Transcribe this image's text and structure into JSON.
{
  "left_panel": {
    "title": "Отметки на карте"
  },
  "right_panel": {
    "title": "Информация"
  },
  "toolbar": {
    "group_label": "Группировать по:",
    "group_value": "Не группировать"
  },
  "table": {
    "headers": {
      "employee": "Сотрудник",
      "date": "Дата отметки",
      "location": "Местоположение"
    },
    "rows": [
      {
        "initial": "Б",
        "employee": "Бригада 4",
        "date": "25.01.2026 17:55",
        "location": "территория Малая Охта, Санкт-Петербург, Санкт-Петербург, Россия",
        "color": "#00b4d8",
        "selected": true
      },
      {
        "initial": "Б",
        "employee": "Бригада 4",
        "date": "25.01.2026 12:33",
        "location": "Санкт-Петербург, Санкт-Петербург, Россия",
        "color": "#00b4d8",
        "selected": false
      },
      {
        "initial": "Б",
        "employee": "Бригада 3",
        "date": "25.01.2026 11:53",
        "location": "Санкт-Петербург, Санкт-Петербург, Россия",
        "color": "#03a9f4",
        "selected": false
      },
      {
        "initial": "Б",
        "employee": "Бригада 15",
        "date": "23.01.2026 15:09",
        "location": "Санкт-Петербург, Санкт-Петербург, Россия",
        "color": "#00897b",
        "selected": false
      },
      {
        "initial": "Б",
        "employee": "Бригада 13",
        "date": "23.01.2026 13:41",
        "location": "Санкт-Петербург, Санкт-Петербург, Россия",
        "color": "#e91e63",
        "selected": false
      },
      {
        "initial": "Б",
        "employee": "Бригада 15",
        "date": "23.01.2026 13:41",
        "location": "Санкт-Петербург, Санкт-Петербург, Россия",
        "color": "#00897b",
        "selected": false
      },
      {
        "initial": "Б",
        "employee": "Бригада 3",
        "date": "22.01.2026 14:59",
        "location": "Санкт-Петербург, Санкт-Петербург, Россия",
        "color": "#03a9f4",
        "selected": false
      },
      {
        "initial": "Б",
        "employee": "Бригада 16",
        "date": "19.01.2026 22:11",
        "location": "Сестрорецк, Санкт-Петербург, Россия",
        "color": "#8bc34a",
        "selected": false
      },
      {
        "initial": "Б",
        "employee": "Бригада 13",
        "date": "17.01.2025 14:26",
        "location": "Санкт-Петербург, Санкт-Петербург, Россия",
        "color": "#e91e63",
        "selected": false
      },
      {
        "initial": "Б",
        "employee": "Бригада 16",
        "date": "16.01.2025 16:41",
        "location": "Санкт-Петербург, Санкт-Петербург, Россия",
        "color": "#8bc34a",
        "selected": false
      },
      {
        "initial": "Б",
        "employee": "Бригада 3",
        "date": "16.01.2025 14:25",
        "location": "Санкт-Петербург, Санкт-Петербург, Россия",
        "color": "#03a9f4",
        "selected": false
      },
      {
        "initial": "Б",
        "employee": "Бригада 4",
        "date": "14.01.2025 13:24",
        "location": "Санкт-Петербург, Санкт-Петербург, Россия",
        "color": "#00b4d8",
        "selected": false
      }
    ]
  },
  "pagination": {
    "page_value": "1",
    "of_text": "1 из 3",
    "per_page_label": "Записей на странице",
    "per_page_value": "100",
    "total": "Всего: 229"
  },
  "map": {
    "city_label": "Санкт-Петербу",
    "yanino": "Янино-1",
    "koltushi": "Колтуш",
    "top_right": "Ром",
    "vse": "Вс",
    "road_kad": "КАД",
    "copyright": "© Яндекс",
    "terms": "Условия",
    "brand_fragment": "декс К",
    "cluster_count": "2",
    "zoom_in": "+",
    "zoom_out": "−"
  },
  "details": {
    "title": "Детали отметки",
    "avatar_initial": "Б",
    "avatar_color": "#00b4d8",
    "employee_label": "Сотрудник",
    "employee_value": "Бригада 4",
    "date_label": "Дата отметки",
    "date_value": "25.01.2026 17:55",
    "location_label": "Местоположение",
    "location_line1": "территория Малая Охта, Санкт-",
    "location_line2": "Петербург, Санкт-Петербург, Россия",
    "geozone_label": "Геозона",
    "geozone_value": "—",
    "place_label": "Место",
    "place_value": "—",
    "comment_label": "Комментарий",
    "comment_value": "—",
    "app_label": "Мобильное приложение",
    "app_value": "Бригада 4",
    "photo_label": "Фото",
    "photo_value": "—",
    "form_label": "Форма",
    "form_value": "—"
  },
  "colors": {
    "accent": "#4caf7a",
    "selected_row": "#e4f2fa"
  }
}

⁂

** What this task involves **
Pick out all the lines with the word "Местоположение" in them and copy them.

** Response to this task **
      "location": "Местоположение"
    "location_label": "Местоположение",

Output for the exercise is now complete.